(GOAL OF THE EXERCISE)
For this exercise, copy out each line of the material below that includes "Division".

[Collected data]
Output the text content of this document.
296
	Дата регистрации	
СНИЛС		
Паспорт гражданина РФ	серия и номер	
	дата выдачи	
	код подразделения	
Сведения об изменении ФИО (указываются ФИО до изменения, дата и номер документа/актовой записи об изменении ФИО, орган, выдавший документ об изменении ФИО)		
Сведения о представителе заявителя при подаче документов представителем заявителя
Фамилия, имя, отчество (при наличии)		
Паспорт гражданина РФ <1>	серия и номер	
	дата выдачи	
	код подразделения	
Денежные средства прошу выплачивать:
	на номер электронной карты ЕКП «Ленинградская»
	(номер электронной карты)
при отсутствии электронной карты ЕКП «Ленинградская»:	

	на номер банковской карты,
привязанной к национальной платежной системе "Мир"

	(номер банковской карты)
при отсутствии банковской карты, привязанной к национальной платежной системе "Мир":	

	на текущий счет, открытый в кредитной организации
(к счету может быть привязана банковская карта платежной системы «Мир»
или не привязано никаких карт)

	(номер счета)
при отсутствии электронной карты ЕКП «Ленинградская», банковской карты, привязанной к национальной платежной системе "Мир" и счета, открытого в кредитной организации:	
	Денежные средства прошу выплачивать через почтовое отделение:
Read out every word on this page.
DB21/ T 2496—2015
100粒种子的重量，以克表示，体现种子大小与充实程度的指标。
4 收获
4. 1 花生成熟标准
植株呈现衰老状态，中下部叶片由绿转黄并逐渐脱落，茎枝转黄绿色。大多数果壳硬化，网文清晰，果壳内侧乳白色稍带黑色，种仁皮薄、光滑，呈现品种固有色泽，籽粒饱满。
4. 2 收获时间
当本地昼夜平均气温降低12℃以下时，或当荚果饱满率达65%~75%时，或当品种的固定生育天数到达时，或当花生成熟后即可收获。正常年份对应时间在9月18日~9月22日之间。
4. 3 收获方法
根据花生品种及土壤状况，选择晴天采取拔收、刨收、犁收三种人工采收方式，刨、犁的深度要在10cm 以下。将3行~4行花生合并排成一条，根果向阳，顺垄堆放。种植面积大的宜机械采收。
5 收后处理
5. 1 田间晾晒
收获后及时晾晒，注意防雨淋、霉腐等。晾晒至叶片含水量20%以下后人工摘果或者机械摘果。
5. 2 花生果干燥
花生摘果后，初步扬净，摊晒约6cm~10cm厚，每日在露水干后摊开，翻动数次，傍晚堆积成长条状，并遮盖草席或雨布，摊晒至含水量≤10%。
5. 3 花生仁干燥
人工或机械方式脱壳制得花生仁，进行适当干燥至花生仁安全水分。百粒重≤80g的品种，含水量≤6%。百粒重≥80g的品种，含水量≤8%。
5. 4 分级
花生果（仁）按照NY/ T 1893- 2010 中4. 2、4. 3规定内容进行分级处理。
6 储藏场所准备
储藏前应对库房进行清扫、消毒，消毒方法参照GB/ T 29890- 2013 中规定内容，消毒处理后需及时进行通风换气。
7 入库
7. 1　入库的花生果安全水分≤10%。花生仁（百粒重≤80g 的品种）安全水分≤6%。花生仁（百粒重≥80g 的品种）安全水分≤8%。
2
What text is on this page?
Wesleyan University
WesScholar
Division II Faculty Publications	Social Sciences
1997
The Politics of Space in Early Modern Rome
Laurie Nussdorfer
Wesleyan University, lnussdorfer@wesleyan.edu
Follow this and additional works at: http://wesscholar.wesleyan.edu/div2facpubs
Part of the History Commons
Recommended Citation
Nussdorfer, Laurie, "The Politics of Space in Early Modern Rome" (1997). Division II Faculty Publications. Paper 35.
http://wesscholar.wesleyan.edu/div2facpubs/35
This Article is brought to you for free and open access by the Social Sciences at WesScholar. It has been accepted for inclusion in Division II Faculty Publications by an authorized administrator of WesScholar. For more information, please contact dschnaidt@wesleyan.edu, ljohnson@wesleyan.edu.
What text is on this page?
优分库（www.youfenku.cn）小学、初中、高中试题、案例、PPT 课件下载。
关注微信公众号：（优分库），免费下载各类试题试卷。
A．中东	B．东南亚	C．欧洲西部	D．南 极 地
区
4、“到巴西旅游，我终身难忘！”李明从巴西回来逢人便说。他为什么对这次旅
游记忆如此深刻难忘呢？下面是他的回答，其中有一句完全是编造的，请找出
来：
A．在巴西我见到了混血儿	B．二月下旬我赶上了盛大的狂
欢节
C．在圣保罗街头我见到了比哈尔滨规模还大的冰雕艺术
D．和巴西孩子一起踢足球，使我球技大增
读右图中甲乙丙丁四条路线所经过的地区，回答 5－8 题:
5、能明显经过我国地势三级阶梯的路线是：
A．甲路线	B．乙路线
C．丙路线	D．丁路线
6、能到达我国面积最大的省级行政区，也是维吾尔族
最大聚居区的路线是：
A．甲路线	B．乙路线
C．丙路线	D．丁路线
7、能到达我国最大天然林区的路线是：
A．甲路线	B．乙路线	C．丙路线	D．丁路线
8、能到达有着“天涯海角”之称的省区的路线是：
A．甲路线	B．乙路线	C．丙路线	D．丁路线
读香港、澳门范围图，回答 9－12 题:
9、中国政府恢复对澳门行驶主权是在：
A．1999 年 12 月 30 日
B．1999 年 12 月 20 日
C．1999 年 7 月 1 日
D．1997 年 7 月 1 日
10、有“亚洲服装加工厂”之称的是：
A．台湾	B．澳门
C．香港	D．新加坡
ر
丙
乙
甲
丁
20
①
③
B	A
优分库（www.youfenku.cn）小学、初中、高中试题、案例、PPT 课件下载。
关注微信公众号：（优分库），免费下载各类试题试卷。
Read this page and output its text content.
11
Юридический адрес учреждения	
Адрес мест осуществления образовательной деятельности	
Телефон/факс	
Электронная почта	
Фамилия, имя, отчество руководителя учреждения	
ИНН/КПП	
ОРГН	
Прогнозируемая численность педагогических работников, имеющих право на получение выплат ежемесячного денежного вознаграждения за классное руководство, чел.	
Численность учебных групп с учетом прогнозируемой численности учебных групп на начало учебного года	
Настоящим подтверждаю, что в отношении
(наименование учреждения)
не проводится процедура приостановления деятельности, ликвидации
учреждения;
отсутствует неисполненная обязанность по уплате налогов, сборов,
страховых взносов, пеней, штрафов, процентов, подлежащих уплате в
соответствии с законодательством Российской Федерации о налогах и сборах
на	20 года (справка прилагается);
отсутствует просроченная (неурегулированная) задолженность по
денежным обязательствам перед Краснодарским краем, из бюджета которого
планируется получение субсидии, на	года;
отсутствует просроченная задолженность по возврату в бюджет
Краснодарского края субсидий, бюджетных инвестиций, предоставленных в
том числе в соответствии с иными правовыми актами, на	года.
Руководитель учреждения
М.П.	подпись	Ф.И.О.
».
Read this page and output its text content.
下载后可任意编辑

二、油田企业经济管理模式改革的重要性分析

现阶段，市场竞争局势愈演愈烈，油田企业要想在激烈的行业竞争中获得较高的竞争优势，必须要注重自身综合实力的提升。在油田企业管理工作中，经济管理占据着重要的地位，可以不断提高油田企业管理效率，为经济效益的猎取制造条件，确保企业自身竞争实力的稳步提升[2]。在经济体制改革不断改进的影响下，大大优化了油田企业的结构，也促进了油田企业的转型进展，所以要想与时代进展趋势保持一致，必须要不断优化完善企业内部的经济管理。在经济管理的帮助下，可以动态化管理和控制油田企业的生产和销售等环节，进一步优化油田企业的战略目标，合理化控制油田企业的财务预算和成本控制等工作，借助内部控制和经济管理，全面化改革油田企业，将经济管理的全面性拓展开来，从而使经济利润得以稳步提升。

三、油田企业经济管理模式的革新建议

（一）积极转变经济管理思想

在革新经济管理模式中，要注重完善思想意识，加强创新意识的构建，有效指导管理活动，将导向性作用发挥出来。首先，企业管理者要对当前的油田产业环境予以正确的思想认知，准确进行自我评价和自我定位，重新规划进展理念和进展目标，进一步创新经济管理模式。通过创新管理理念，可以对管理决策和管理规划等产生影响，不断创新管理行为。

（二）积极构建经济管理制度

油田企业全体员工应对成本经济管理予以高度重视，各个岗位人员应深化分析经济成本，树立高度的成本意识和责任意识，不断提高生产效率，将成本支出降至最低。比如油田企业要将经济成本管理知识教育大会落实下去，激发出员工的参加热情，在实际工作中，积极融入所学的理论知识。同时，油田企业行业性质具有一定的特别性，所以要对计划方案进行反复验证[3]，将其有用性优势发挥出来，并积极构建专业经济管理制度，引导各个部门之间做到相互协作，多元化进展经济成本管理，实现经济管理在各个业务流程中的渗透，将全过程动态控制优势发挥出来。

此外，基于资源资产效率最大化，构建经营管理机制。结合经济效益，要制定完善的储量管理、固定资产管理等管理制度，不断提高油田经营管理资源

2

(SOLVED PROBLEM)
Division II Faculty Publications	Social Sciences
Nussdorfer, Laurie, "The Politics of Space in Early Modern Rome" (1997). Division II Faculty Publications. Paper 35.
This Article is brought to you for free and open access by the Social Sciences at WesScholar. It has been accepted for inclusion in Division II Faculty Publications by an authorized administrator of WesScholar. For more information, please contact dschnaidt@wesleyan.edu, ljohnson@wesleyan.edu.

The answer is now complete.